■ Your instructions ■
Search the entries for the word "Building" and pull out each line that has it.

-- Exercise materials start --

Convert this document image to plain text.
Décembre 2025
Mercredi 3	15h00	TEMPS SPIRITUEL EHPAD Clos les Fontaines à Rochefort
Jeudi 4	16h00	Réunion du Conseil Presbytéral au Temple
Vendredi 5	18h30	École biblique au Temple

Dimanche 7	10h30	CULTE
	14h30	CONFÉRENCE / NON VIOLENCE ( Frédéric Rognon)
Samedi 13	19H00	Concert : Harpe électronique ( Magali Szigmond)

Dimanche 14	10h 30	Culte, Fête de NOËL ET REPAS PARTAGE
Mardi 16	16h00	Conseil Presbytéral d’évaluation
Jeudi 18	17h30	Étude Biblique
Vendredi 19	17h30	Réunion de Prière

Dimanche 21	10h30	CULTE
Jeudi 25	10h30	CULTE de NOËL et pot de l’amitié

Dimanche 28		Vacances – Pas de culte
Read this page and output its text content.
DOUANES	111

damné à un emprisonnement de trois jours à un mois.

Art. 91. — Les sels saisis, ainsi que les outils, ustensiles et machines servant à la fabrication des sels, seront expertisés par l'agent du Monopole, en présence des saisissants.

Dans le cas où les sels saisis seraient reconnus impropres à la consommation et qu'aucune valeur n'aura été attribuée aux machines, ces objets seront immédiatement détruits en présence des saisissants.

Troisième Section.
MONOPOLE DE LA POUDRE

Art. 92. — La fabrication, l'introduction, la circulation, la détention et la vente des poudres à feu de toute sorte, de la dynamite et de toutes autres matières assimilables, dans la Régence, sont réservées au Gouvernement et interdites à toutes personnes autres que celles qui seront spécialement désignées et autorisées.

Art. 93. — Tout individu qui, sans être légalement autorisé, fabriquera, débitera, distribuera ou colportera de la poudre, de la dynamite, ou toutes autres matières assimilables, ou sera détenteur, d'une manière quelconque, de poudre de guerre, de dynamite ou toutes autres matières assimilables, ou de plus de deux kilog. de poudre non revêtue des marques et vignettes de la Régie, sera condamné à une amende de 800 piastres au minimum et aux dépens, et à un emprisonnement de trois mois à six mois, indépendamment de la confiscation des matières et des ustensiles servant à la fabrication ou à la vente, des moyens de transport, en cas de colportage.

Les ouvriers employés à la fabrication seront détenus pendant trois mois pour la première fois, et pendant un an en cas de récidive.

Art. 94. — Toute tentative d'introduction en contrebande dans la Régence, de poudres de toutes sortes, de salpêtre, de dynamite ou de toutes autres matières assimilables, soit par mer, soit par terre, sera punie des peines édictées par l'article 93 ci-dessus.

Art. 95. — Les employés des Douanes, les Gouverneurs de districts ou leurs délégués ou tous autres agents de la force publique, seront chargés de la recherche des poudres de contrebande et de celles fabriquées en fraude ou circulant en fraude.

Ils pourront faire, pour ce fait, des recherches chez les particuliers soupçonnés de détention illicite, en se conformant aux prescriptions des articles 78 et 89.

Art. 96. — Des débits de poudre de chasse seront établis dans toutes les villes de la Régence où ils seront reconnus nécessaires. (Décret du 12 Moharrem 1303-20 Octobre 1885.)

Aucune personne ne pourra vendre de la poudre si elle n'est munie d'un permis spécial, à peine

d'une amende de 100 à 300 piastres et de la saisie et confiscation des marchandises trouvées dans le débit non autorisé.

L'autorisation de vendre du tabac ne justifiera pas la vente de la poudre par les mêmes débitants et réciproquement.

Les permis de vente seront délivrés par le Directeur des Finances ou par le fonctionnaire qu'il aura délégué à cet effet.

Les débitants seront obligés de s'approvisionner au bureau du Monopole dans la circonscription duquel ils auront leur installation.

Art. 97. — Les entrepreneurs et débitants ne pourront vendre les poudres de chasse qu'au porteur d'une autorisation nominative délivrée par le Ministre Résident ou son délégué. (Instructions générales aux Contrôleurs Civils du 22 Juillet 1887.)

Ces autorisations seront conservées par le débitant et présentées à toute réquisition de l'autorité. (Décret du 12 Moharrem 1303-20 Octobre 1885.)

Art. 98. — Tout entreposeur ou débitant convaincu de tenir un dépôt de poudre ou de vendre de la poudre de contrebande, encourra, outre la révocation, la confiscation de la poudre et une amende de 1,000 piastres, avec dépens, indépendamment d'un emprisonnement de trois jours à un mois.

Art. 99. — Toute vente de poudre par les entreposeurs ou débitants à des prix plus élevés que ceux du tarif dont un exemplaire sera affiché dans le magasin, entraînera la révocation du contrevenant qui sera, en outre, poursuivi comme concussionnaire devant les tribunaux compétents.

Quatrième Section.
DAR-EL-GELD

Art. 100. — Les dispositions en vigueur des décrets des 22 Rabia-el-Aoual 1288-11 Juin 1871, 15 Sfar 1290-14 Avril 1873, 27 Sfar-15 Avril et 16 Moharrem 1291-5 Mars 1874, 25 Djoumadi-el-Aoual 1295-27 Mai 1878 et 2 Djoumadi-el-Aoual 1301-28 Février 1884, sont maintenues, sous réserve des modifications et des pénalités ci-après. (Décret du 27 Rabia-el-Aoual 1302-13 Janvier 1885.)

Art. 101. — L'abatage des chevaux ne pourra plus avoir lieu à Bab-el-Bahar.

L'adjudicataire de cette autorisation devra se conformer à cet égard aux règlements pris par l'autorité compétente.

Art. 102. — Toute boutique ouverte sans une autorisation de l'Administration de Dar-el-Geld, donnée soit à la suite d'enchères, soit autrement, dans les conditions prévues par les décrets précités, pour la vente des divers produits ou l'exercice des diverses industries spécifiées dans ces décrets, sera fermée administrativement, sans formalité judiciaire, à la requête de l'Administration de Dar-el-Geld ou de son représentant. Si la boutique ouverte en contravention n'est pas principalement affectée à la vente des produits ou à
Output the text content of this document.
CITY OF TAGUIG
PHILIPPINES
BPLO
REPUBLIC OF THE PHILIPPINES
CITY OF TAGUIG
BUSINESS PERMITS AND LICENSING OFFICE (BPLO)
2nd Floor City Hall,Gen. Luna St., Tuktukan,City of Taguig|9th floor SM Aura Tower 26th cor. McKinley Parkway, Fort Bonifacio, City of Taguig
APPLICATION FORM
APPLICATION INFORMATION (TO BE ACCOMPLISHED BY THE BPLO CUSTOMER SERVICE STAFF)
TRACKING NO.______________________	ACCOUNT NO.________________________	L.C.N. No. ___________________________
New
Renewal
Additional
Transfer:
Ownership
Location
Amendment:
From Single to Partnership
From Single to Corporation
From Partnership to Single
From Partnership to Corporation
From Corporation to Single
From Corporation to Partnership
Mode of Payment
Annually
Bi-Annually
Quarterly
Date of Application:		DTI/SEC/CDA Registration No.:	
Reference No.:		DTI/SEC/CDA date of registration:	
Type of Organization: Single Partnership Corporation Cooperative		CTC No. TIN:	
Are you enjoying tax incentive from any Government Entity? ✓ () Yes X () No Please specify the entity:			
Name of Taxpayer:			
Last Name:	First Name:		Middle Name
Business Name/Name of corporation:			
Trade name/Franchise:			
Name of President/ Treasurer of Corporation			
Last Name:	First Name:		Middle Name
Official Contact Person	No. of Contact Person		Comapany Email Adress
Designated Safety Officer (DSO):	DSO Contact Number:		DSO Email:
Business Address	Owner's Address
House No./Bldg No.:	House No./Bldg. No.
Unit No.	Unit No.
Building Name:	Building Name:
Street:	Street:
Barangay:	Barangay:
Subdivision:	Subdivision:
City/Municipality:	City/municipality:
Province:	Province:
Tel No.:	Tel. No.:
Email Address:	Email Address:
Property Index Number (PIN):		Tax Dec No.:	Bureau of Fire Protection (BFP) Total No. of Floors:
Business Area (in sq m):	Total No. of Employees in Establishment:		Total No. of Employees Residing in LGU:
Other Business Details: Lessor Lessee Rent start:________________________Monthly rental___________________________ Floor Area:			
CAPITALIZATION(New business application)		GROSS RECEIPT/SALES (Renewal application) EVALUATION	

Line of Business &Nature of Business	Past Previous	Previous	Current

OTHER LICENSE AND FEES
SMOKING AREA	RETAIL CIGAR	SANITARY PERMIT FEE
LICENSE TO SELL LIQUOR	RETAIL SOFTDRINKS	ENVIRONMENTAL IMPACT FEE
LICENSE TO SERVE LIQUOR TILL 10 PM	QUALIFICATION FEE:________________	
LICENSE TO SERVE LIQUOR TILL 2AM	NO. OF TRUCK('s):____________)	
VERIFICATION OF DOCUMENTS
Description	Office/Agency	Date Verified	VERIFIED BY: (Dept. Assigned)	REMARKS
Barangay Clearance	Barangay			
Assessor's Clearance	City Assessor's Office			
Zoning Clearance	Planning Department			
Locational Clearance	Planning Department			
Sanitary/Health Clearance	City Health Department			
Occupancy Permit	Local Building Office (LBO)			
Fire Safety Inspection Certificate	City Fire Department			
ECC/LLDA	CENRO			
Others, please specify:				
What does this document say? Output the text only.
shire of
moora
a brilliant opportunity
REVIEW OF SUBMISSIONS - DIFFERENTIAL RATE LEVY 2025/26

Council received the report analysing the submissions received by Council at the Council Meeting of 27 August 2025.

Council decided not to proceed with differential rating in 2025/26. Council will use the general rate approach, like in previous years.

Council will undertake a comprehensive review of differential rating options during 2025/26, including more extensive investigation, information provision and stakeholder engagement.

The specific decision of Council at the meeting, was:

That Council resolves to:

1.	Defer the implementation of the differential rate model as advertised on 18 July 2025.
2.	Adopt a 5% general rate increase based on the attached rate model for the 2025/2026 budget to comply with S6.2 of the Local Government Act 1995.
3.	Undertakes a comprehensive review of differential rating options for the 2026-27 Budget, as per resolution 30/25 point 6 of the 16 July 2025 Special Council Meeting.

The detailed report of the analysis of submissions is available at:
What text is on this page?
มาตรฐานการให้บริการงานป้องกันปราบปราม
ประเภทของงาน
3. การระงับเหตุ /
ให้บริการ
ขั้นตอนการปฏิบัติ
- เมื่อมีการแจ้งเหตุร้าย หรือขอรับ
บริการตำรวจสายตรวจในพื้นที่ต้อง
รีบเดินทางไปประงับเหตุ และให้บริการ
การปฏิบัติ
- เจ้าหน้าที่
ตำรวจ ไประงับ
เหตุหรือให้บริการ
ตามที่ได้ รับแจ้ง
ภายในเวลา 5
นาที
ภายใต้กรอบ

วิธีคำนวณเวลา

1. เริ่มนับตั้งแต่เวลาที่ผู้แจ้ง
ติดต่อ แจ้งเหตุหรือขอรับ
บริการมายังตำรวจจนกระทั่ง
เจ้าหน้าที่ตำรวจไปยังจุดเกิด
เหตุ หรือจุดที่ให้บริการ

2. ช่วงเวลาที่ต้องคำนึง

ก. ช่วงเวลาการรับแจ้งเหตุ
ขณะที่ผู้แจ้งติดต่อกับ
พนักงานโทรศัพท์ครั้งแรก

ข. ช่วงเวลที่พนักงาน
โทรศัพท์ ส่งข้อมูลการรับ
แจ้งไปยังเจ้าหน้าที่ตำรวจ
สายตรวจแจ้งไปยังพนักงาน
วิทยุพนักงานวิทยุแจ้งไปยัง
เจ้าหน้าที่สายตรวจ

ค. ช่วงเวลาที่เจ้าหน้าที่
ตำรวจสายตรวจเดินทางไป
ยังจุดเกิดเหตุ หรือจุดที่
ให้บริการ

-- Exercise materials end --

■ Exercise response ■
Building Name:	Building Name:
Occupancy Permit	Local Building Office (LBO)			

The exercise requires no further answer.